*Set exercise:*
Repeat every record below exactly as written.

*Supplied entries:*

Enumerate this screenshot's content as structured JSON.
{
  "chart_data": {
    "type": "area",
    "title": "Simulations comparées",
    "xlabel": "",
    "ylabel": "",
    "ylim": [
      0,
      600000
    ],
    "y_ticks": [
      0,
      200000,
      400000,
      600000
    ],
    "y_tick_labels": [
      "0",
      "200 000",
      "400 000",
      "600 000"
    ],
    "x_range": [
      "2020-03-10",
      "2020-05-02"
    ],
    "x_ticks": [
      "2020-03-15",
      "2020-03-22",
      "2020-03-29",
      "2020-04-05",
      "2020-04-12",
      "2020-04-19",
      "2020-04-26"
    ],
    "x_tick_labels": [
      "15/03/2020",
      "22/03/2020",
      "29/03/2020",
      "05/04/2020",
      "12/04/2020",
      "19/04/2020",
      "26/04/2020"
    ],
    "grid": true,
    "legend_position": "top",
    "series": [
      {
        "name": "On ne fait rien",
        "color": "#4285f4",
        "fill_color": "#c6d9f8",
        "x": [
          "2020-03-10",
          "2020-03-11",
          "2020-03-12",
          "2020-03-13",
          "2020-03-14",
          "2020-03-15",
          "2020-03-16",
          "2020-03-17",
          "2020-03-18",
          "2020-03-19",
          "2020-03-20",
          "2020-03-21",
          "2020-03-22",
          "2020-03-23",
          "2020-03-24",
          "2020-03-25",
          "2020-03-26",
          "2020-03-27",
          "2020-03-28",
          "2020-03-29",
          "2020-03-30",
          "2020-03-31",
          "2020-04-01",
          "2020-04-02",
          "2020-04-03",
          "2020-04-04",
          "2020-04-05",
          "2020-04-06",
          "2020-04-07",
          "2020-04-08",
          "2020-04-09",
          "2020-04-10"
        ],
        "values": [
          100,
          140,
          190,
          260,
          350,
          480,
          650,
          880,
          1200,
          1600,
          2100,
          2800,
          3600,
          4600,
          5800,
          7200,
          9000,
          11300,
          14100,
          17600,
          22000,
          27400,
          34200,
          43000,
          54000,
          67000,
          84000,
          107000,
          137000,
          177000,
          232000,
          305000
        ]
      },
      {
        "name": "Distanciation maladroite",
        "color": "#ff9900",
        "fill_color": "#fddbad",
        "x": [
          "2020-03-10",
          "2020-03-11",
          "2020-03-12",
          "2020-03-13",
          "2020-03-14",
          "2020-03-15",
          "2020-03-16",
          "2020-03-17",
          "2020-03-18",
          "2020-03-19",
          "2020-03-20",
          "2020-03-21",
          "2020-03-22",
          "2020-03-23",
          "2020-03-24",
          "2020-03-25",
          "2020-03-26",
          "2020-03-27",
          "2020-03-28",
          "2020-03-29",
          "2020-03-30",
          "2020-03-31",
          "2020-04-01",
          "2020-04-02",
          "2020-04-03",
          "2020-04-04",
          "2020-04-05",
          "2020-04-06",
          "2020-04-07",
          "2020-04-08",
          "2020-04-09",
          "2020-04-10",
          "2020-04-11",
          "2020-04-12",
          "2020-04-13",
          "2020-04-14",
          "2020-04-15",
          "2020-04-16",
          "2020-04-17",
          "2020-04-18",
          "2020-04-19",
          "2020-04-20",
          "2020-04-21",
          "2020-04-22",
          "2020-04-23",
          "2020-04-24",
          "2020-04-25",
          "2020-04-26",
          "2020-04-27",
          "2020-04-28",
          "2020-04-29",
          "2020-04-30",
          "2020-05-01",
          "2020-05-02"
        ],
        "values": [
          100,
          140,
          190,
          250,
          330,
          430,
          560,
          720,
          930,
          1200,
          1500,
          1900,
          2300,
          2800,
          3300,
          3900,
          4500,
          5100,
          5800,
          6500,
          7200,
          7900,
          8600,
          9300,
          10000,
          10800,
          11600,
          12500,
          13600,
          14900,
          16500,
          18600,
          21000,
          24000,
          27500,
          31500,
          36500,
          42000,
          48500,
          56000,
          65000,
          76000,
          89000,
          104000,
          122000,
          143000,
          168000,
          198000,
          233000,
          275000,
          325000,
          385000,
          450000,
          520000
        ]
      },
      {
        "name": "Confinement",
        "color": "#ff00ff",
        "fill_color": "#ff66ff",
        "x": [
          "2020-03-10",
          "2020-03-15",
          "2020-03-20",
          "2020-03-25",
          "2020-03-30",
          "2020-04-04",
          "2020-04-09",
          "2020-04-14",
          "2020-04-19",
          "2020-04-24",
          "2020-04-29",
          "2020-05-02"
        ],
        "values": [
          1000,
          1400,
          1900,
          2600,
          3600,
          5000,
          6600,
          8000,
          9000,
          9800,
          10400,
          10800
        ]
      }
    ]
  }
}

*Answer in full:*
Enumerate this screenshot's content as structured JSON.
{
  "chart_data": {
    "type": "area",
    "title": "Simulations comparées",
    "xlabel": "",
    "ylabel": "",
    "ylim": [
      0,
      600000
    ],
    "y_ticks": [
      0,
      200000,
      400000,
      600000
    ],
    "y_tick_labels": [
      "0",
      "200 000",
      "400 000",
      "600 000"
    ],
    "x_range": [
      "2020-03-10",
      "2020-05-02"
    ],
    "x_ticks": [
      "2020-03-15",
      "2020-03-22",
      "2020-03-29",
      "2020-04-05",
      "2020-04-12",
      "2020-04-19",
      "2020-04-26"
    ],
    "x_tick_labels": [
      "15/03/2020",
      "22/03/2020",
      "29/03/2020",
      "05/04/2020",
      "12/04/2020",
      "19/04/2020",
      "26/04/2020"
    ],
    "grid": true,
    "legend_position": "top",
    "series": [
      {
        "name": "On ne fait rien",
        "color": "#4285f4",
        "fill_color": "#c6d9f8",
        "x": [
          "2020-03-10",
          "2020-03-11",
          "2020-03-12",
          "2020-03-13",
          "2020-03-14",
          "2020-03-15",
          "2020-03-16",
          "2020-03-17",
          "2020-03-18",
          "2020-03-19",
          "2020-03-20",
          "2020-03-21",
          "2020-03-22",
          "2020-03-23",
          "2020-03-24",
          "2020-03-25",
          "2020-03-26",
          "2020-03-27",
          "2020-03-28",
          "2020-03-29",
          "2020-03-30",
          "2020-03-31",
          "2020-04-01",
          "2020-04-02",
          "2020-04-03",
          "2020-04-04",
          "2020-04-05",
          "2020-04-06",
          "2020-04-07",
          "2020-04-08",
          "2020-04-09",
          "2020-04-10"
        ],
        "values": [
          100,
          140,
          190,
          260,
          350,
          480,
          650,
          880,
          1200,
          1600,
          2100,
          2800,
          3600,
          4600,
          5800,
          7200,
          9000,
          11300,
          14100,
          17600,
          22000,
          27400,
          34200,
          43000,
          54000,
          67000,
          84000,
          107000,
          137000,
          177000,
          232000,
          305000
        ]
      },
      {
        "name": "Distanciation maladroite",
        "color": "#ff9900",
        "fill_color": "#fddbad",
        "x": [
          "2020-03-10",
          "2020-03-11",
          "2020-03-12",
          "2020-03-13",
          "2020-03-14",
          "2020-03-15",
          "2020-03-16",
          "2020-03-17",
          "2020-03-18",
          "2020-03-19",
          "2020-03-20",
          "2020-03-21",
          "2020-03-22",
          "2020-03-23",
          "2020-03-24",
          "2020-03-25",
          "2020-03-26",
          "2020-03-27",
          "2020-03-28",
          "2020-03-29",
          "2020-03-30",
          "2020-03-31",
          "2020-04-01",
          "2020-04-02",
          "2020-04-03",
          "2020-04-04",
          "2020-04-05",
          "2020-04-06",
          "2020-04-07",
          "2020-04-08",
          "2020-04-09",
          "2020-04-10",
          "2020-04-11",
          "2020-04-12",
          "2020-04-13",
          "2020-04-14",
          "2020-04-15",
          "2020-04-16",
          "2020-04-17",
          "2020-04-18",
          "2020-04-19",
          "2020-04-20",
          "2020-04-21",
          "2020-04-22",
          "2020-04-23",
          "2020-04-24",
          "2020-04-25",
          "2020-04-26",
          "2020-04-27",
          "2020-04-28",
          "2020-04-29",
          "2020-04-30",
          "2020-05-01",
          "2020-05-02"
        ],
        "values": [
          100,
          140,
          190,
          250,
          330,
          430,
          560,
          720,
          930,
          1200,
          1500,
          1900,
          2300,
          2800,
          3300,
          3900,
          4500,
          5100,
          5800,
          6500,
          7200,
          7900,
          8600,
          9300,
          10000,
          10800,
          11600,
          12500,
          13600,
          14900,
          16500,
          18600,
          21000,
          24000,
          27500,
          31500,
          36500,
          42000,
          48500,
          56000,
          65000,
          76000,
          89000,
          104000,
          122000,
          143000,
          168000,
          198000,
          233000,
          275000,
          325000,
          385000,
          450000,
          520000
        ]
      },
      {
        "name": "Confinement",
        "color": "#ff00ff",
        "fill_color": "#ff66ff",
        "x": [
          "2020-03-10",
          "2020-03-15",
          "2020-03-20",
          "2020-03-25",
          "2020-03-30",
          "2020-04-04",
          "2020-04-09",
          "2020-04-14",
          "2020-04-19",
          "2020-04-24",
          "2020-04-29",
          "2020-05-02"
        ],
        "values": [
          1000,
          1400,
          1900,
          2600,
          3600,
          5000,
          6600,
          8000,
          9000,
          9800,
          10400,
          10800
        ]
      }
    ]
  }
}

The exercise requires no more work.